_TO DO:_ Reproduce the material word for word; the images stay out.

[Records from a data collection]
>> START

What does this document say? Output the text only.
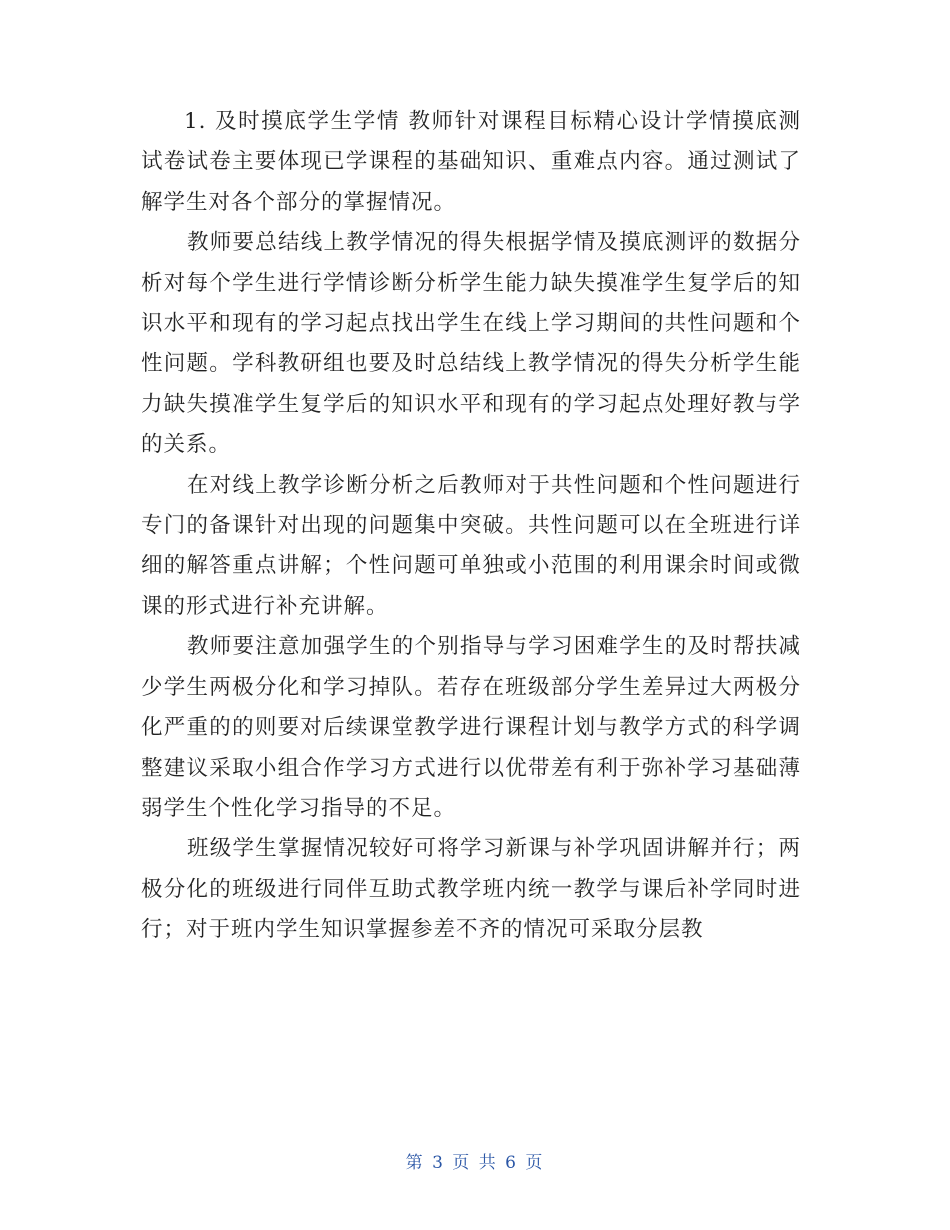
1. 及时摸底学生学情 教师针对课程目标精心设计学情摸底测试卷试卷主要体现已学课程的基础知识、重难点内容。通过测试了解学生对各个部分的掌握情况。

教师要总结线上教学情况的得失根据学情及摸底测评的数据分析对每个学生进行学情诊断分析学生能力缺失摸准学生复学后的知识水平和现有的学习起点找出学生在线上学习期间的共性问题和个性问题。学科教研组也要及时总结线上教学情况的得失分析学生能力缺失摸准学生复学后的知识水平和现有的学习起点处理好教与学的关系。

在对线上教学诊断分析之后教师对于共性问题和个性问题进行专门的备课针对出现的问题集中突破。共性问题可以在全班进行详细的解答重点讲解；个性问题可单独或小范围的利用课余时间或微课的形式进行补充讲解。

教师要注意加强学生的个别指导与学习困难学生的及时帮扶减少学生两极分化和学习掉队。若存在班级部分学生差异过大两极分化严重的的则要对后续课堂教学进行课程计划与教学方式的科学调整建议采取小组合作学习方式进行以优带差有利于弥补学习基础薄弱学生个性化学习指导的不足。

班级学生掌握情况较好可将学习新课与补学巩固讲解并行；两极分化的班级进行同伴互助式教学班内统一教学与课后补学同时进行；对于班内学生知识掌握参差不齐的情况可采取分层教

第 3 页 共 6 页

>> END

_CORRECT ANSWER:_
What does this document say? Output the text only.
1. 及时摸底学生学情 教师针对课程目标精心设计学情摸底测试卷试卷主要体现已学课程的基础知识、重难点内容。通过测试了解学生对各个部分的掌握情况。

教师要总结线上教学情况的得失根据学情及摸底测评的数据分析对每个学生进行学情诊断分析学生能力缺失摸准学生复学后的知识水平和现有的学习起点找出学生在线上学习期间的共性问题和个性问题。学科教研组也要及时总结线上教学情况的得失分析学生能力缺失摸准学生复学后的知识水平和现有的学习起点处理好教与学的关系。

在对线上教学诊断分析之后教师对于共性问题和个性问题进行专门的备课针对出现的问题集中突破。共性问题可以在全班进行详细的解答重点讲解；个性问题可单独或小范围的利用课余时间或微课的形式进行补充讲解。

教师要注意加强学生的个别指导与学习困难学生的及时帮扶减少学生两极分化和学习掉队。若存在班级部分学生差异过大两极分化严重的的则要对后续课堂教学进行课程计划与教学方式的科学调整建议采取小组合作学习方式进行以优带差有利于弥补学习基础薄弱学生个性化学习指导的不足。

班级学生掌握情况较好可将学习新课与补学巩固讲解并行；两极分化的班级进行同伴互助式教学班内统一教学与课后补学同时进行；对于班内学生知识掌握参差不齐的情况可采取分层教

第 3 页 共 6 页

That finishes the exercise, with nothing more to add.